___ Records supplied
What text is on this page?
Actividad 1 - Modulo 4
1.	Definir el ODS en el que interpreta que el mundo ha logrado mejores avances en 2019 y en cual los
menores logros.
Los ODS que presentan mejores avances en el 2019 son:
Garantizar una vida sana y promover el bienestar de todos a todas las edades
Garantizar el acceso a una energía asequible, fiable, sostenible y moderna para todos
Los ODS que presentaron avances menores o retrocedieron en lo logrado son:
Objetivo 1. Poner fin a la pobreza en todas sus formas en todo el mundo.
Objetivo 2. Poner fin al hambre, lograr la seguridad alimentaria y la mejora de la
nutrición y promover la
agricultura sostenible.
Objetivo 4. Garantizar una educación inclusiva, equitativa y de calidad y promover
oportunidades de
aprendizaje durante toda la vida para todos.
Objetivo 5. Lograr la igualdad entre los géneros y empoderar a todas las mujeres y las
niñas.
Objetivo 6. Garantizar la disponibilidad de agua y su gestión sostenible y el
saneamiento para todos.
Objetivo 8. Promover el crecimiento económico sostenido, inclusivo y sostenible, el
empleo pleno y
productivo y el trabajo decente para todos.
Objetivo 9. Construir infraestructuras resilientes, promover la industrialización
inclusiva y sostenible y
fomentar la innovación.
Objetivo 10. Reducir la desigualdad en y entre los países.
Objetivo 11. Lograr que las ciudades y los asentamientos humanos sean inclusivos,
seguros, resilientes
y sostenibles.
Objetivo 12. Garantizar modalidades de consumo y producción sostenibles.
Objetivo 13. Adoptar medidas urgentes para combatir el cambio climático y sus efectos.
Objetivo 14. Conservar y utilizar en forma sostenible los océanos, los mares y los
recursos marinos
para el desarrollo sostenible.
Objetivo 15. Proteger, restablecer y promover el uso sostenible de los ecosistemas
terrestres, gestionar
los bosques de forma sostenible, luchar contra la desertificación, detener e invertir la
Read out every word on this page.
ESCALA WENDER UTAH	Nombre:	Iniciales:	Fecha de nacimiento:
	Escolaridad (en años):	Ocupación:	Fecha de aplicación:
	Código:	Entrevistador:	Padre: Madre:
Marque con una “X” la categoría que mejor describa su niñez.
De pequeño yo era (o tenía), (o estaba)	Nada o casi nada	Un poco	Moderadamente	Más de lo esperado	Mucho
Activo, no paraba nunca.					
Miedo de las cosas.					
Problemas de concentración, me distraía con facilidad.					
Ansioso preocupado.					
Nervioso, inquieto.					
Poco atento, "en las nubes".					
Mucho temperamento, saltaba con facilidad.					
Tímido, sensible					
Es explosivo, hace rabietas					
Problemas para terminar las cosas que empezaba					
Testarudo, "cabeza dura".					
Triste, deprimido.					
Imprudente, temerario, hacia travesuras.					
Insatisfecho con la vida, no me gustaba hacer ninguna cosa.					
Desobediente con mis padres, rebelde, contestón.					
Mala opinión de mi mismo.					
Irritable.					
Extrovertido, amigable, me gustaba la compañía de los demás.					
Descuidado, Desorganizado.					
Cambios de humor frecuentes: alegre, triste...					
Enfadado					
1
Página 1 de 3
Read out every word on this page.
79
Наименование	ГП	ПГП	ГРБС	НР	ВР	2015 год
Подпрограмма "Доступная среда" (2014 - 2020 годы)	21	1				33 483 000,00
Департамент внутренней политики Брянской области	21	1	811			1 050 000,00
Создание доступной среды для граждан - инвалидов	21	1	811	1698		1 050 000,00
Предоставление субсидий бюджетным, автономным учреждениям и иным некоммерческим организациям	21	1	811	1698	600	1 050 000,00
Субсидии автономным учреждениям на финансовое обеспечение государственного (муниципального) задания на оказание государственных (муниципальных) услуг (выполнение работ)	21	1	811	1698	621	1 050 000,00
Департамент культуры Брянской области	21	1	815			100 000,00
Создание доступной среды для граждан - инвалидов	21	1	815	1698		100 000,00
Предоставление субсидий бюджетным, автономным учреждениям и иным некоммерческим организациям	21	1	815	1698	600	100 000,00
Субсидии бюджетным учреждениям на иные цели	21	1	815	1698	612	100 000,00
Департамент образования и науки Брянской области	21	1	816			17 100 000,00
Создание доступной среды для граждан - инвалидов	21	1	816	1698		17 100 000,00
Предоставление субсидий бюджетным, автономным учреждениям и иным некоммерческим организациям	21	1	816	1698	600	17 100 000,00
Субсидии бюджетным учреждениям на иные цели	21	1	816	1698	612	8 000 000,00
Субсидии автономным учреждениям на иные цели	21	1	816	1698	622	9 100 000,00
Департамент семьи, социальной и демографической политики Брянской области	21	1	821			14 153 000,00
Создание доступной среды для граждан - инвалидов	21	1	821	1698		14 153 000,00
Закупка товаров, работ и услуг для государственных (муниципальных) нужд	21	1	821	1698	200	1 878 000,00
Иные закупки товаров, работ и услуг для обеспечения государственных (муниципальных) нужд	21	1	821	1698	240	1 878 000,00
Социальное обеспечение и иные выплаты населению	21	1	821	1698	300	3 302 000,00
______
» **Do this**
Find each line holding "resilientes". Copy it out.

» **Complete output**
Objetivo 9. Construir infraestructuras resilientes, promover la industrialización
seguros, resilientes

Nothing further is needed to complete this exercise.